**Data supplied:**

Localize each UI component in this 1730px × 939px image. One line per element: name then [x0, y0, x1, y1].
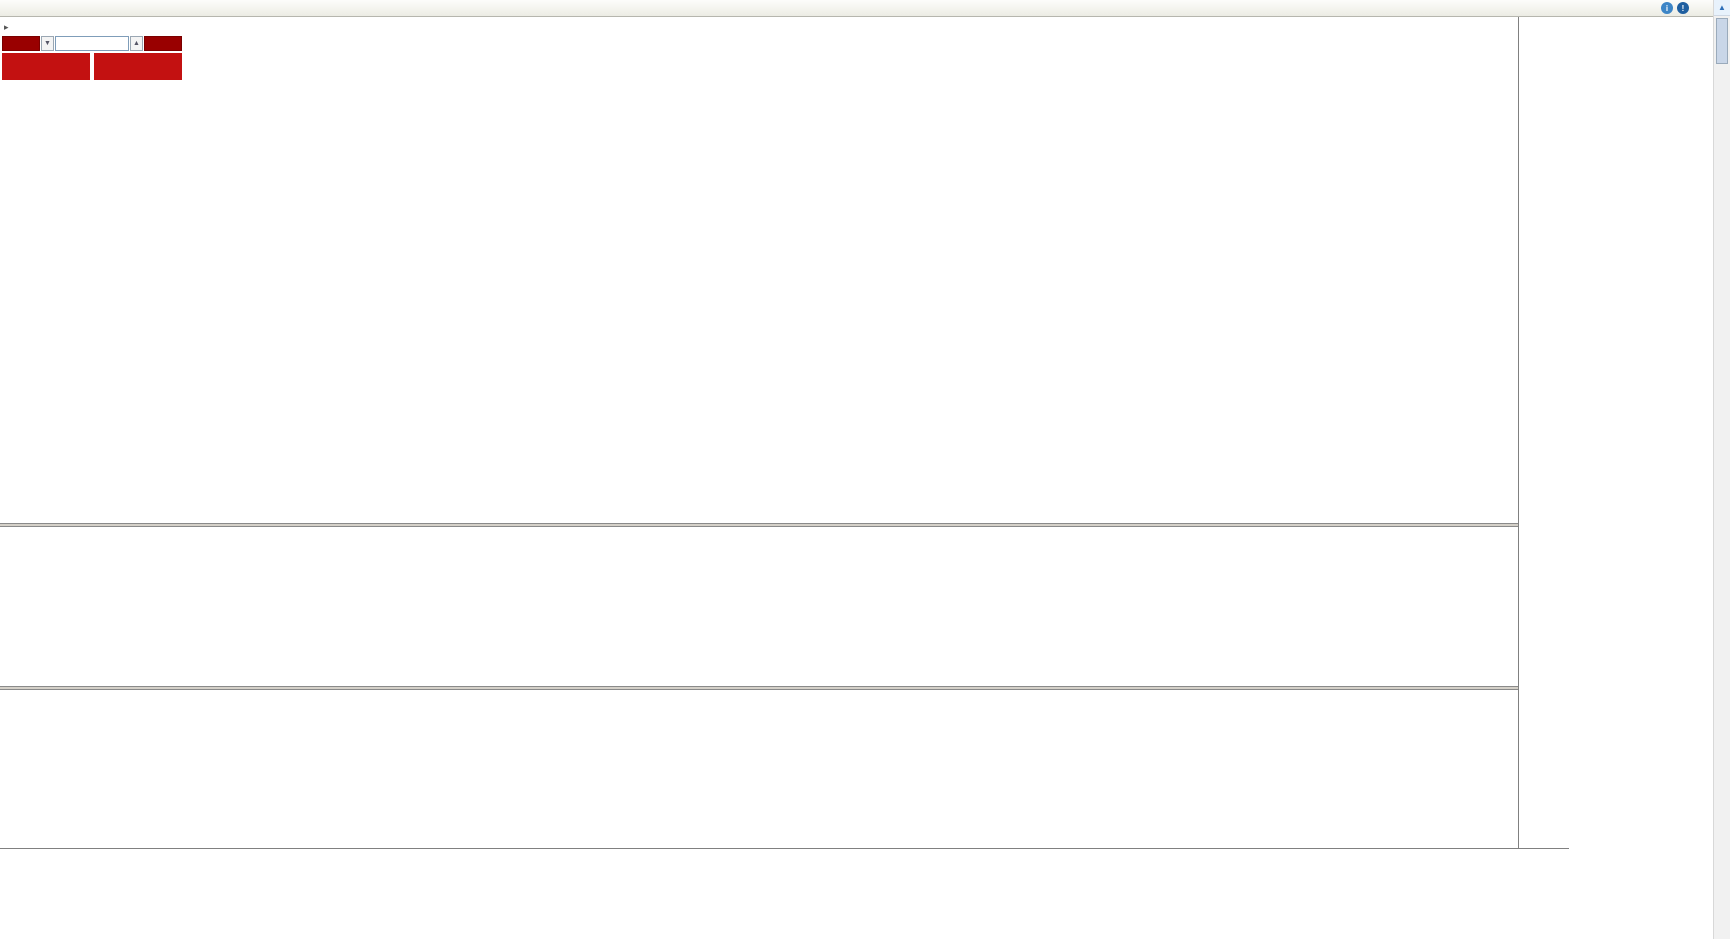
rsi-scale	[1519, 690, 1569, 848]
rsi-panel	[0, 690, 1518, 848]
rsi-splitter[interactable]	[0, 686, 1569, 690]
volume-decrease-icon[interactable]: ▼	[41, 36, 54, 51]
vertical-scrollbar[interactable]: ▲	[1713, 0, 1730, 939]
price-axis[interactable]	[1518, 17, 1569, 848]
price-buttons-row	[2, 53, 192, 80]
sell-price-button[interactable]	[2, 53, 90, 80]
one-click-trading-panel: ▼ ▲	[2, 36, 192, 80]
time-axis[interactable]	[0, 848, 1569, 866]
toolbar: i !	[0, 0, 1713, 17]
symbol-ohlc-line: ▸	[4, 21, 12, 33]
volume-increase-icon[interactable]: ▲	[130, 36, 143, 51]
macd-scale	[1519, 527, 1569, 686]
toolbar-right-icons: i !	[1661, 2, 1689, 14]
community-icon[interactable]: i	[1661, 2, 1673, 14]
buy-button[interactable]	[144, 36, 182, 51]
sell-button[interactable]	[2, 36, 40, 51]
macd-splitter[interactable]	[0, 523, 1569, 527]
chart-window: ▸ ▼ ▲	[0, 17, 1518, 523]
collapse-arrow-icon[interactable]: ▸	[4, 22, 9, 32]
scrollbar-thumb[interactable]	[1716, 18, 1728, 64]
chart-annotations	[0, 17, 1518, 523]
macd-panel	[0, 527, 1518, 686]
notifications-icon[interactable]: !	[1677, 2, 1689, 14]
main-price-scale	[1519, 17, 1569, 523]
volume-input[interactable]	[55, 36, 129, 51]
trade-controls-row: ▼ ▲	[2, 36, 192, 51]
scroll-up-icon[interactable]: ▲	[1714, 0, 1730, 16]
buy-price-button[interactable]	[94, 53, 182, 80]
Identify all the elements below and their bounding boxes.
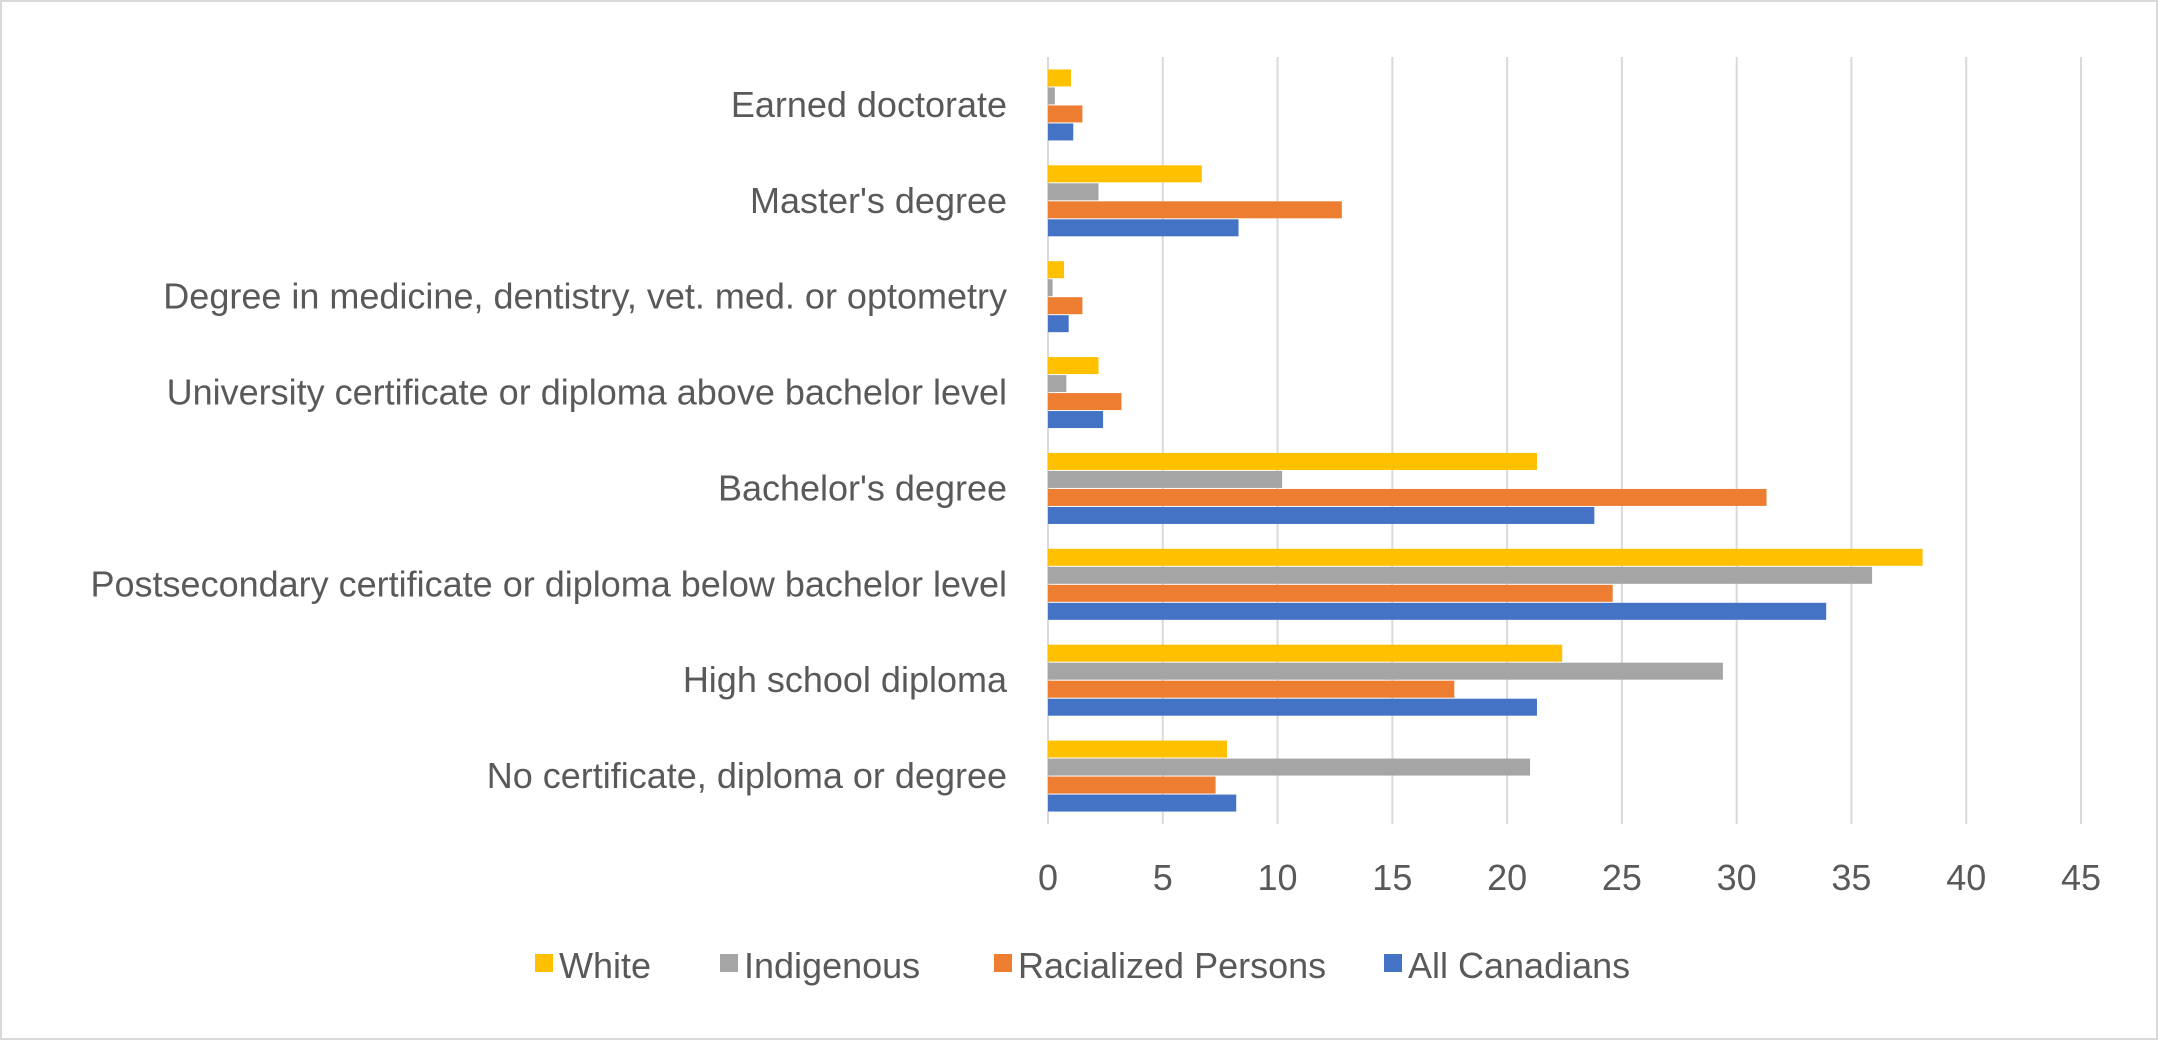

**Challenge:** Reproduce the item above word for word, leaving out both pictures.

**Response to this task:**
Localize each UI component in this 1730px × 939px image. One line per element: name then [x0, y0, x1, y1].
rsi-scale	[1519, 690, 1569, 848]
rsi-panel	[0, 690, 1518, 848]
rsi-splitter[interactable]	[0, 686, 1569, 690]
volume-decrease-icon[interactable]: ▼	[41, 36, 54, 51]
vertical-scrollbar[interactable]: ▲	[1713, 0, 1730, 939]
price-axis[interactable]	[1518, 17, 1569, 848]
price-buttons-row	[2, 53, 192, 80]
sell-price-button[interactable]	[2, 53, 90, 80]
one-click-trading-panel: ▼ ▲	[2, 36, 192, 80]
time-axis[interactable]	[0, 848, 1569, 866]
toolbar: i !	[0, 0, 1713, 17]
symbol-ohlc-line: ▸	[4, 21, 12, 33]
volume-increase-icon[interactable]: ▲	[130, 36, 143, 51]
macd-scale	[1519, 527, 1569, 686]
toolbar-right-icons: i !	[1661, 2, 1689, 14]
community-icon[interactable]: i	[1661, 2, 1673, 14]
buy-button[interactable]	[144, 36, 182, 51]
sell-button[interactable]	[2, 36, 40, 51]
macd-splitter[interactable]	[0, 523, 1569, 527]
chart-window: ▸ ▼ ▲	[0, 17, 1518, 523]
collapse-arrow-icon[interactable]: ▸	[4, 22, 9, 32]
scrollbar-thumb[interactable]	[1716, 18, 1728, 64]
chart-annotations	[0, 17, 1518, 523]
macd-panel	[0, 527, 1518, 686]
notifications-icon[interactable]: !	[1677, 2, 1689, 14]
main-price-scale	[1519, 17, 1569, 523]
volume-input[interactable]	[55, 36, 129, 51]
trade-controls-row: ▼ ▲	[2, 36, 192, 51]
scroll-up-icon[interactable]: ▲	[1714, 0, 1730, 16]
buy-price-button[interactable]	[94, 53, 182, 80]
Identify all the elements below and their bounding boxes.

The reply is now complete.